Wherever the word "more" appears in a line, extract that line.

[START Stored rows]

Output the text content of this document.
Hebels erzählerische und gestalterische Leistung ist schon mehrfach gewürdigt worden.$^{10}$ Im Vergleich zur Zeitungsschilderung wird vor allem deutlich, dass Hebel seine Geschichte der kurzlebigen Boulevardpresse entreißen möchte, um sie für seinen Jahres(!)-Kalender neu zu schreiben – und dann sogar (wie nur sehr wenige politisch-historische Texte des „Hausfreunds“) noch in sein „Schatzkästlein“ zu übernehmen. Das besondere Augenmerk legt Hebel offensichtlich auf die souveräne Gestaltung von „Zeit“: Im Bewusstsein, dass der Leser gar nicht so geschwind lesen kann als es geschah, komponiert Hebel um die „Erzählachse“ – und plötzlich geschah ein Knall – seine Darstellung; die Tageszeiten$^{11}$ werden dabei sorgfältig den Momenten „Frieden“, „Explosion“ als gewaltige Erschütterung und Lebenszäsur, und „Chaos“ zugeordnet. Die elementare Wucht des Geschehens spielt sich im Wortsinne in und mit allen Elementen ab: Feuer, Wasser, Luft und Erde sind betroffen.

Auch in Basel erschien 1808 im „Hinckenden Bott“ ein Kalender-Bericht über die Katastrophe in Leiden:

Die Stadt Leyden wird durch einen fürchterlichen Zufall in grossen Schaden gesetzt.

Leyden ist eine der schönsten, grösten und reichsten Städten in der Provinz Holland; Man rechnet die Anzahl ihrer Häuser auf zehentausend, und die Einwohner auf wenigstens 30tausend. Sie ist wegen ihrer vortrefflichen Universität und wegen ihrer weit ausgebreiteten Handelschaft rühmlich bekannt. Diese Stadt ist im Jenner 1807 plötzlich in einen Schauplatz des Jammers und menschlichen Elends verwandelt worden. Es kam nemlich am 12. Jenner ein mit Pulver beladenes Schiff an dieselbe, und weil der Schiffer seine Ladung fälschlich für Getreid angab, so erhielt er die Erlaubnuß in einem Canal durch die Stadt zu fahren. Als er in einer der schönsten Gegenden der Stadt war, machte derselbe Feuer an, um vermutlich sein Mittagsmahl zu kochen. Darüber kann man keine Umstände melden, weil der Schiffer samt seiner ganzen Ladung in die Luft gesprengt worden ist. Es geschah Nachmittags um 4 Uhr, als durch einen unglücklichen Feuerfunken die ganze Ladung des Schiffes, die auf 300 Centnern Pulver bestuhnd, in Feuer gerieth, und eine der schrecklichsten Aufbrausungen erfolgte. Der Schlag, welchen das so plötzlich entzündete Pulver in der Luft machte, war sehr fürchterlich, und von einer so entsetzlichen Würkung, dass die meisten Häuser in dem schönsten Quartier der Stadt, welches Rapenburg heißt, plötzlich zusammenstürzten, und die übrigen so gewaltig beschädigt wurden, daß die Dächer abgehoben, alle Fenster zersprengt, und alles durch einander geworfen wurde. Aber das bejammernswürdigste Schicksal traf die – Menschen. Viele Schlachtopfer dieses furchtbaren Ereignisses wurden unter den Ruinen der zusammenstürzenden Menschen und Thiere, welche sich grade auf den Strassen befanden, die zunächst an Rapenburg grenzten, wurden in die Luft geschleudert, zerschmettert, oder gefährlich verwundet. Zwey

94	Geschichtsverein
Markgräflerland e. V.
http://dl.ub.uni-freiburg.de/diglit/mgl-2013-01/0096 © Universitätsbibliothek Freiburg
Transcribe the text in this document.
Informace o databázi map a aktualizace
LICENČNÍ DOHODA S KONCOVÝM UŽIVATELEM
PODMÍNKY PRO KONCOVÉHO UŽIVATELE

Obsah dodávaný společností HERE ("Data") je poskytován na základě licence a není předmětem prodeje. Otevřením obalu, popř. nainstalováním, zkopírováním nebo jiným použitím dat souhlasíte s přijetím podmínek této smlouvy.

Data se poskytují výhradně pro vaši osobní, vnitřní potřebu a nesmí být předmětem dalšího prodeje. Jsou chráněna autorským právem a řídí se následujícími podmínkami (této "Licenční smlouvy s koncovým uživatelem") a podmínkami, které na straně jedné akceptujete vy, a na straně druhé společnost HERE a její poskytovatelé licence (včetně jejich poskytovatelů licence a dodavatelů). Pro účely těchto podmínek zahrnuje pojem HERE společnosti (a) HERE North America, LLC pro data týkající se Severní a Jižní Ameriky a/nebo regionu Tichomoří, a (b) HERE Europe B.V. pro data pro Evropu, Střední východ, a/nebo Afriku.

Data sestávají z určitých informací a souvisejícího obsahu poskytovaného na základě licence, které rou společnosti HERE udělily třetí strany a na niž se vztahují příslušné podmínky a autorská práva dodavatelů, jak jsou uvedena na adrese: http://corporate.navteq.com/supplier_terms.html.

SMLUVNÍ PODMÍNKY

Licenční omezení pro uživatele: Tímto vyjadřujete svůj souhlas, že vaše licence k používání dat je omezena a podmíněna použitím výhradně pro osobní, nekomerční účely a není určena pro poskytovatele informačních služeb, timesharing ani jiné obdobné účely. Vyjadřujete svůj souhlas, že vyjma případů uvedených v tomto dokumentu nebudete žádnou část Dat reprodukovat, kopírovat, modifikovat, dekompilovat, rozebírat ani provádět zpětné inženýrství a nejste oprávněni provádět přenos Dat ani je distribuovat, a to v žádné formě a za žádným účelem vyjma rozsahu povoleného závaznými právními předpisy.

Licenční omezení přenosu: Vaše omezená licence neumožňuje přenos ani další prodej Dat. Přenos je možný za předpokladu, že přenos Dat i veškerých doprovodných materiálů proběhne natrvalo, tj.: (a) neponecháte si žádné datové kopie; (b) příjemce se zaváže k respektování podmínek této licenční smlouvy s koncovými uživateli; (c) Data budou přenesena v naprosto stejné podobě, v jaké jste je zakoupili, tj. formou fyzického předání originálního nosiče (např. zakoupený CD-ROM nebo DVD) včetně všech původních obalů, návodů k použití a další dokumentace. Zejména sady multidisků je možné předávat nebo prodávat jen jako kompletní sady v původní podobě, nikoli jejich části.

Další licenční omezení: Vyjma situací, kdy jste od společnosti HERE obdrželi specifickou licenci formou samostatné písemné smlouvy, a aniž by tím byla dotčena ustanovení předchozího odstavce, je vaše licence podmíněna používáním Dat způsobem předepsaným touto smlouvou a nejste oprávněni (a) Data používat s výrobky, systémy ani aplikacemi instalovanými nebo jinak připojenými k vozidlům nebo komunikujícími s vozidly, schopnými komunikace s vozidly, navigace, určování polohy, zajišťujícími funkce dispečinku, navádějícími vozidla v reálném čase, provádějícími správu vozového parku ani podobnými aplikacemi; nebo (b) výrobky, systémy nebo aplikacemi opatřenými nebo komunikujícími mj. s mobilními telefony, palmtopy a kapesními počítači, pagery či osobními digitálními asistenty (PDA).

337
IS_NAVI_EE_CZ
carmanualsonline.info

[END Stored rows]
[START Stored rows]

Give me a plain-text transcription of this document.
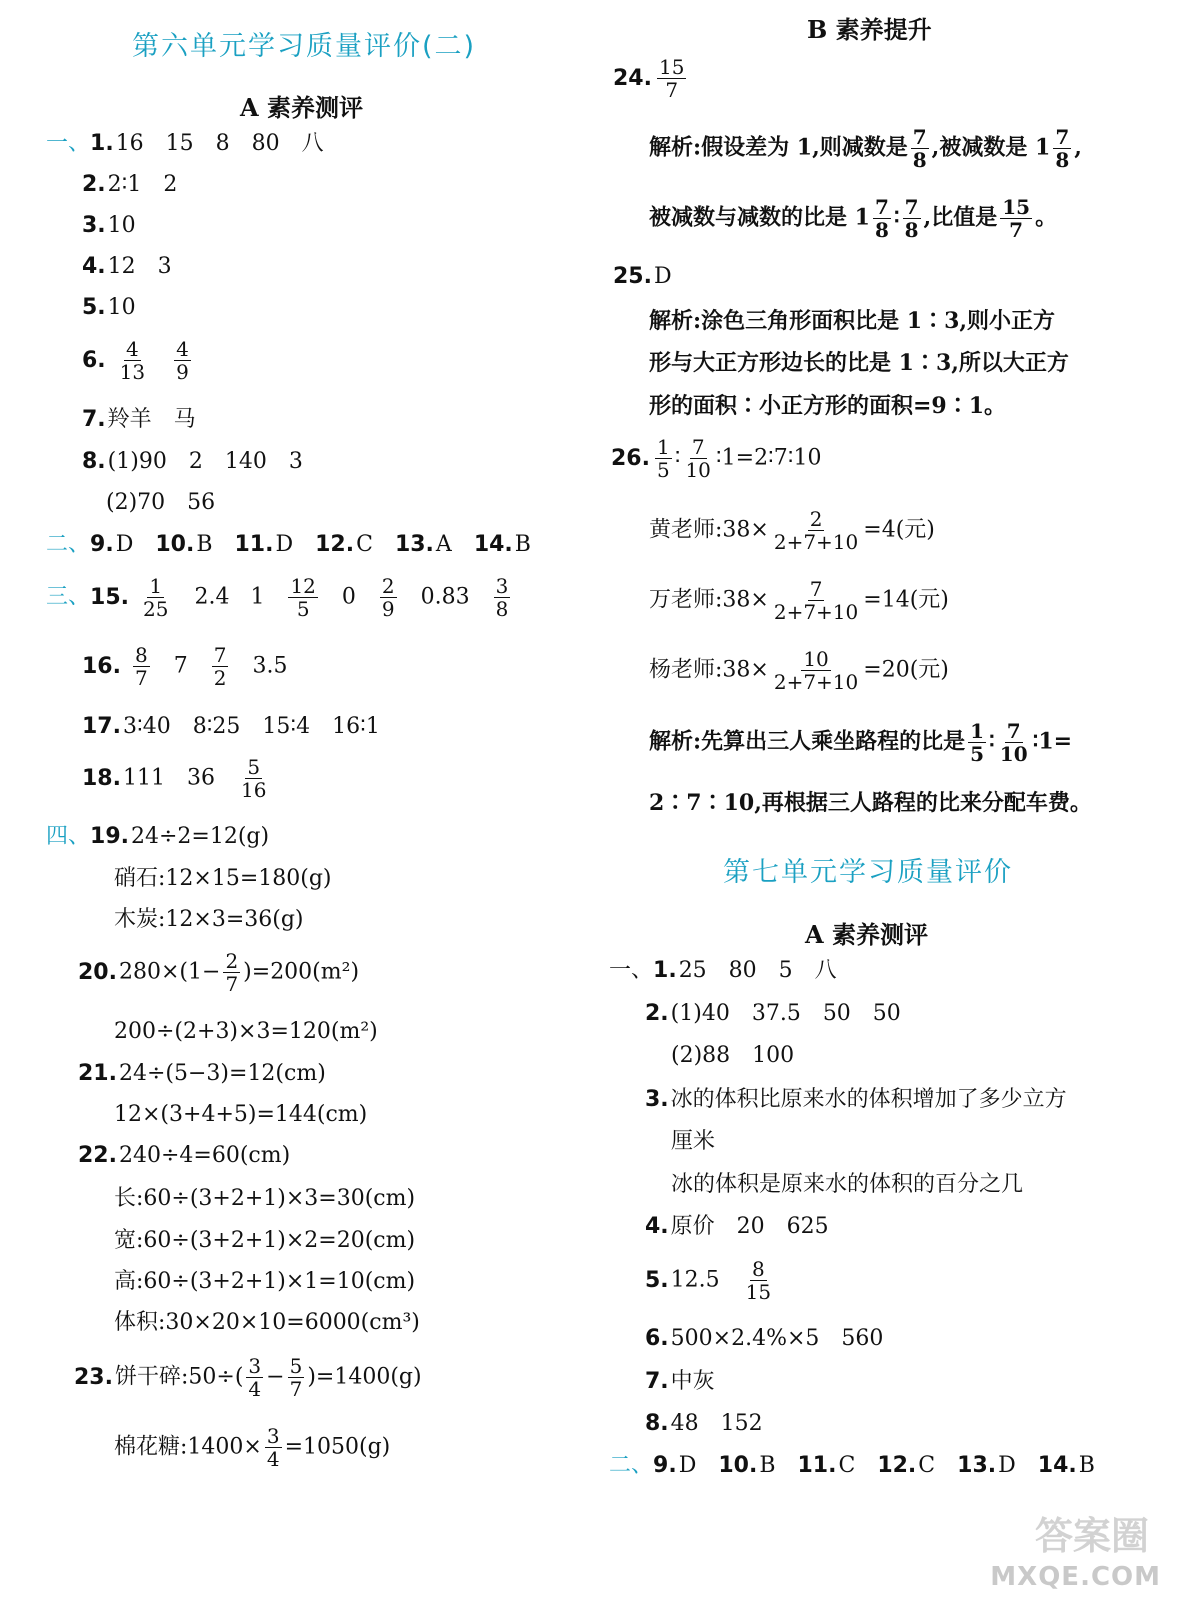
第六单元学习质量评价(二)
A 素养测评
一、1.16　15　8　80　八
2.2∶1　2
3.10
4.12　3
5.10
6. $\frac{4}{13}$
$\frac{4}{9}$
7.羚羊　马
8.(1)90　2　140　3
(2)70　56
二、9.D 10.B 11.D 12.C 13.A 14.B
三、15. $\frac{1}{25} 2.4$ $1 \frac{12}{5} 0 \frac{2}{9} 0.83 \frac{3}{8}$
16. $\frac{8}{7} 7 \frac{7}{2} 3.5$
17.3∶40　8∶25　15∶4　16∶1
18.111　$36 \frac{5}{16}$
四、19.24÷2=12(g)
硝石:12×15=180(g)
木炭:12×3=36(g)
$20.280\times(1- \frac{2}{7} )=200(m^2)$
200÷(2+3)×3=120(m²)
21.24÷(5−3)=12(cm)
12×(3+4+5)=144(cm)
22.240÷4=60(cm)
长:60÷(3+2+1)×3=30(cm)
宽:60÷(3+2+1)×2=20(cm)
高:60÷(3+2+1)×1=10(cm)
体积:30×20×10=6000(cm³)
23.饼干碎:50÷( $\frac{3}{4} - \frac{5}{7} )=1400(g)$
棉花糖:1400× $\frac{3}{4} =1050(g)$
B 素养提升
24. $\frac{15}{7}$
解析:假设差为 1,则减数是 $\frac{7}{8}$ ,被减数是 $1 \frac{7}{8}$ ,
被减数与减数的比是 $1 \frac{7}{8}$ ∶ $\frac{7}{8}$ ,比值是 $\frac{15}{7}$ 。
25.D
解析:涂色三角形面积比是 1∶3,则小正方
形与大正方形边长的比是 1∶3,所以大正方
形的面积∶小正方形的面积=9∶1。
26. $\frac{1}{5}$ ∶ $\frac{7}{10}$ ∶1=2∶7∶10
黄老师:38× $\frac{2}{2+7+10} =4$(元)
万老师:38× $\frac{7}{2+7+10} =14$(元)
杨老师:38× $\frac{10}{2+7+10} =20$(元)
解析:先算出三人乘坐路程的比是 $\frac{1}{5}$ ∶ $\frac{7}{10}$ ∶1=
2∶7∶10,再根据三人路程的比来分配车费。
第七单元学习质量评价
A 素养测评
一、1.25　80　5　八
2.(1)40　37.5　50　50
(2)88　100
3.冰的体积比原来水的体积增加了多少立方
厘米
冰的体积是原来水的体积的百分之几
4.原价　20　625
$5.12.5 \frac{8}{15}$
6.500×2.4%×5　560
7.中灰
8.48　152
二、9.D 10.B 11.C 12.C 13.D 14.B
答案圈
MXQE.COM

[END Stored rows]
[START Stored rows]

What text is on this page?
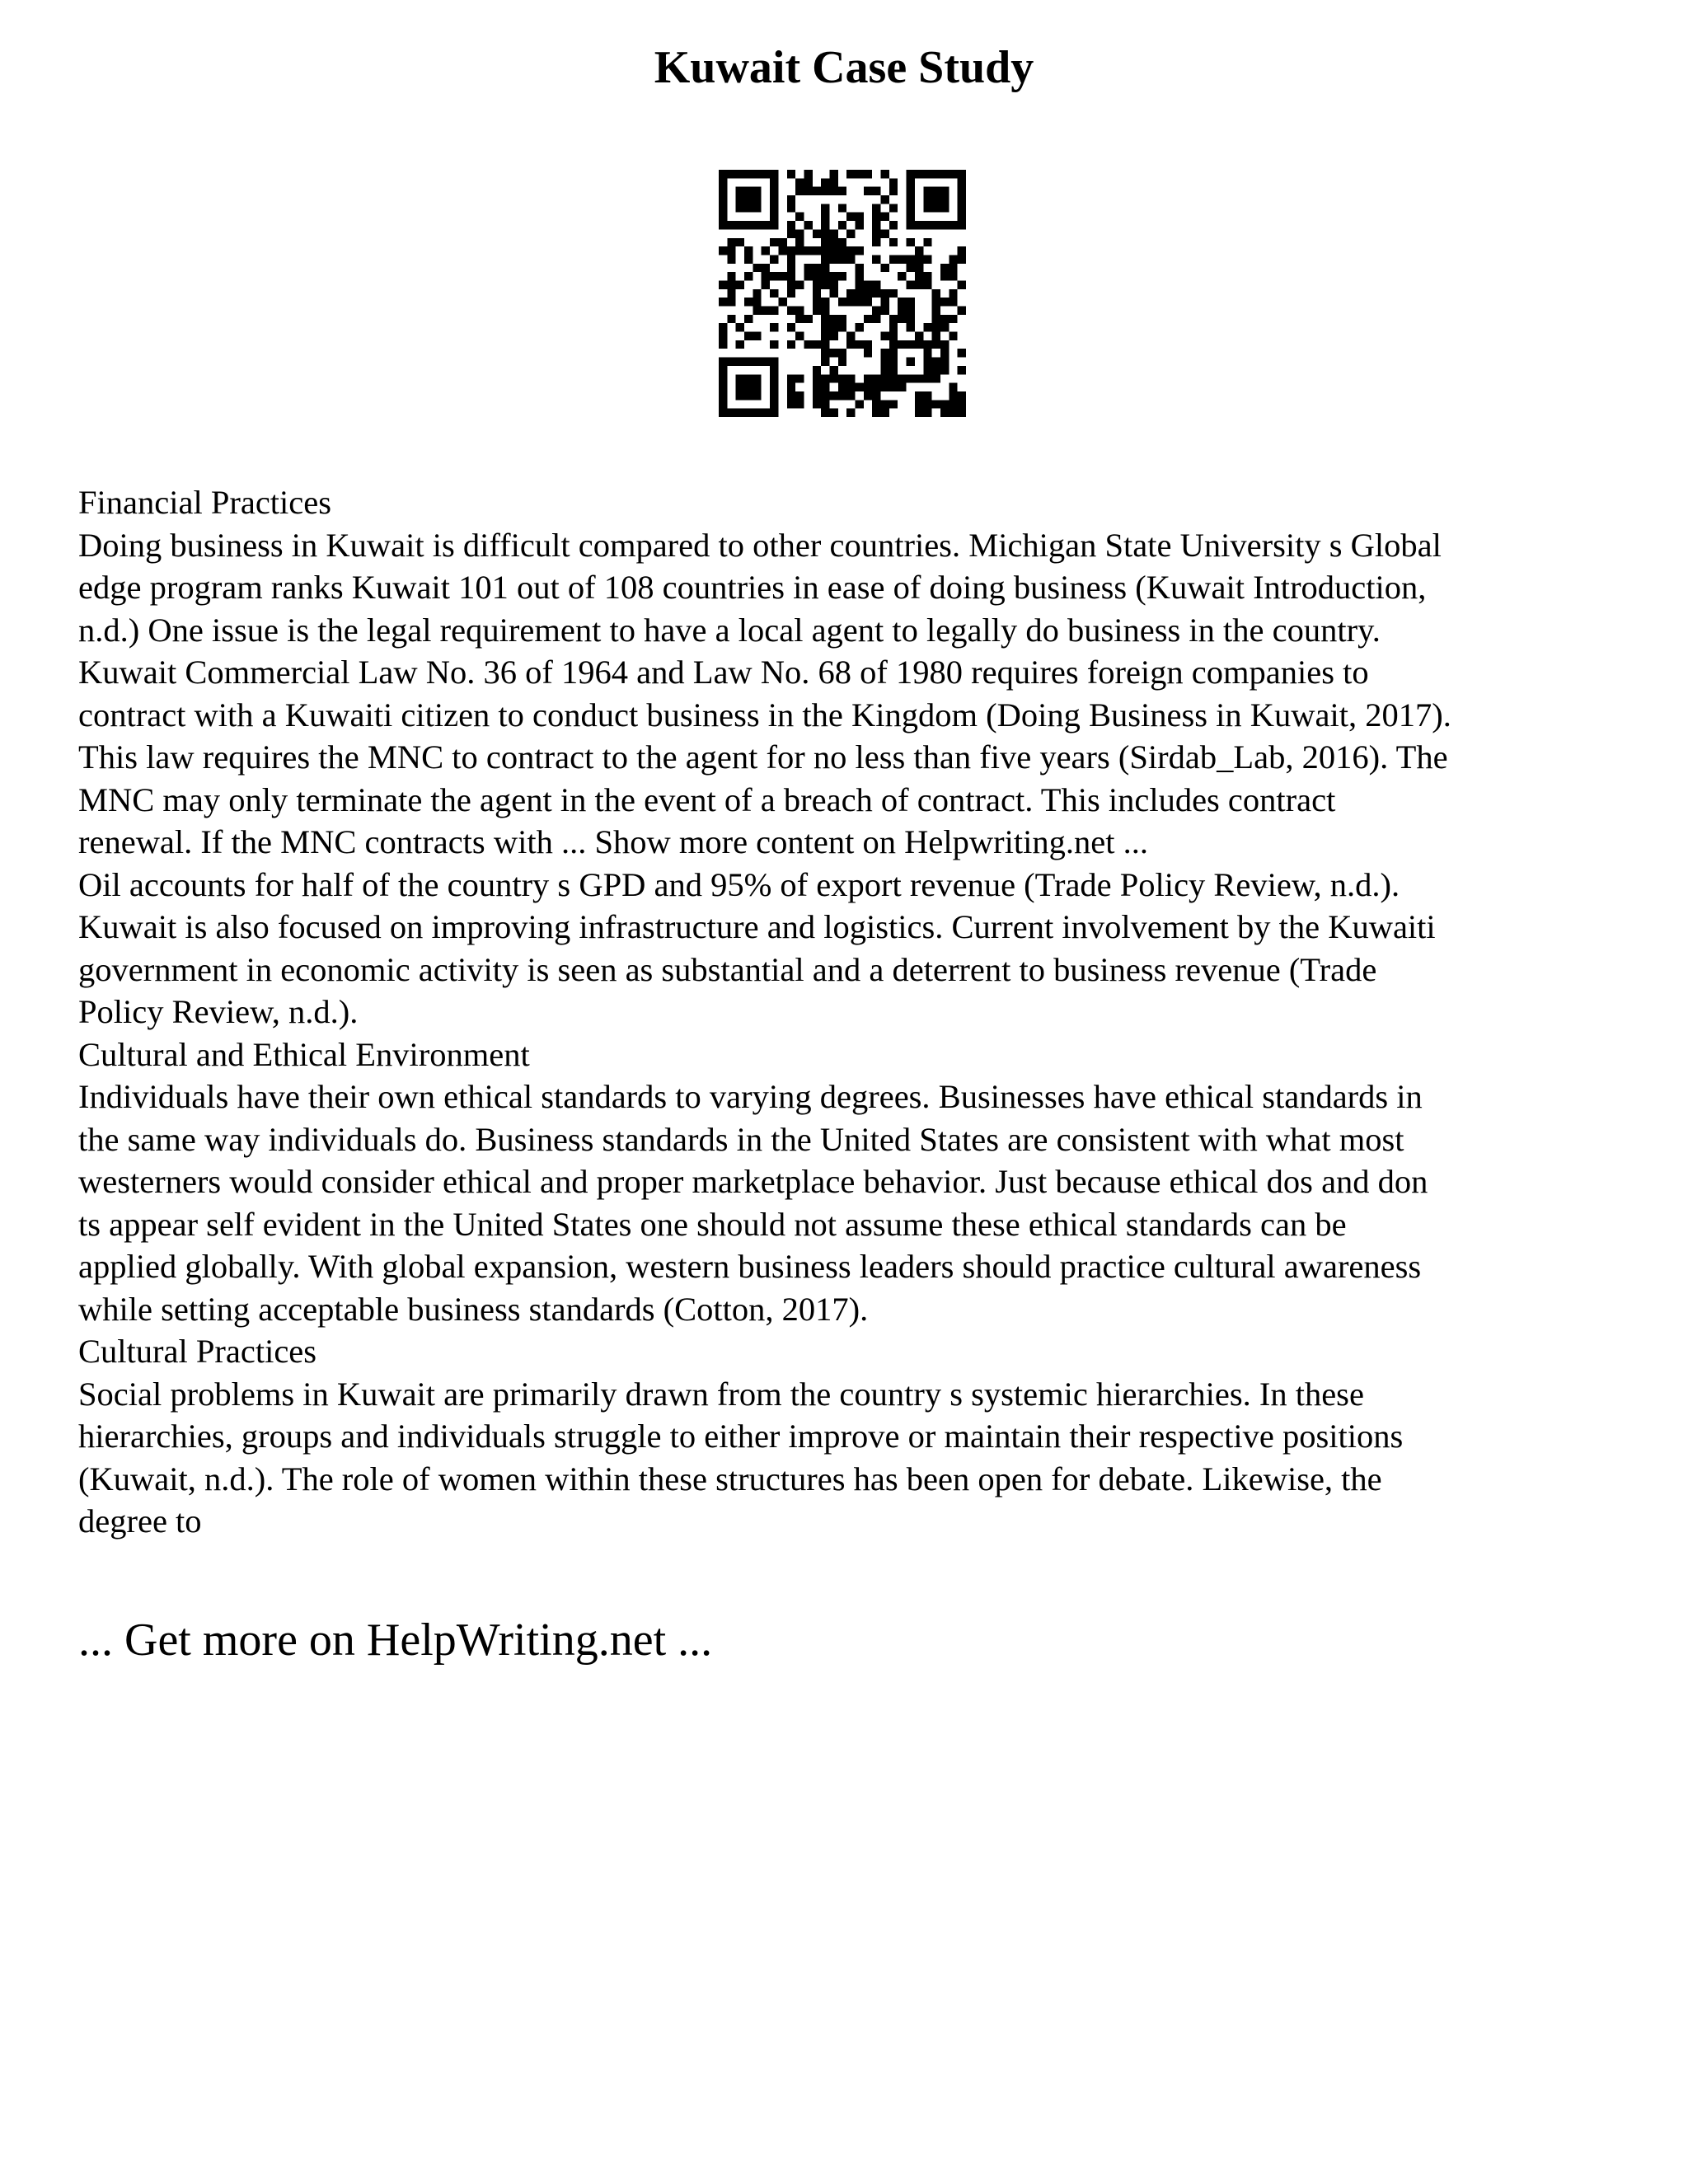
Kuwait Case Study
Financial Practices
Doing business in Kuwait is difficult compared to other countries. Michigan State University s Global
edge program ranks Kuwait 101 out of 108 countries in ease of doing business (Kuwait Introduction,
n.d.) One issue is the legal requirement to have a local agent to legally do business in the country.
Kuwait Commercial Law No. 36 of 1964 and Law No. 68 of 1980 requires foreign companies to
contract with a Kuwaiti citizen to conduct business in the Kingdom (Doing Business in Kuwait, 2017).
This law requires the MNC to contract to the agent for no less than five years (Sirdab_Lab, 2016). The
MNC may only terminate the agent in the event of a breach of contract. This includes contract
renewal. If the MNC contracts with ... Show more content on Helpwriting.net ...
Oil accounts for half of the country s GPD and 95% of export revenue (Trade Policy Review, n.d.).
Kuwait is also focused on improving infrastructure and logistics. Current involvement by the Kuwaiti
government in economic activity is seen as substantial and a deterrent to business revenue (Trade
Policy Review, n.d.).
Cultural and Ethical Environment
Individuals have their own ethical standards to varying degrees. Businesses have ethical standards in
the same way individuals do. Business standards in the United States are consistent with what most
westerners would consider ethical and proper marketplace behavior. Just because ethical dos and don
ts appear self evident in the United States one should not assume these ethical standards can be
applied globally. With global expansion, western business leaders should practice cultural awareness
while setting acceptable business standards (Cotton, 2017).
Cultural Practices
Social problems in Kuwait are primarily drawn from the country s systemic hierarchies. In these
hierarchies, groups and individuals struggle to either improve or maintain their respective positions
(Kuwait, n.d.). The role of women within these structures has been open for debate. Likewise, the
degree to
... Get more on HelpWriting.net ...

[END Stored rows]

__Task result__:
renewal. If the MNC contracts with ... Show more content on Helpwriting.net ...
... Get more on HelpWriting.net ...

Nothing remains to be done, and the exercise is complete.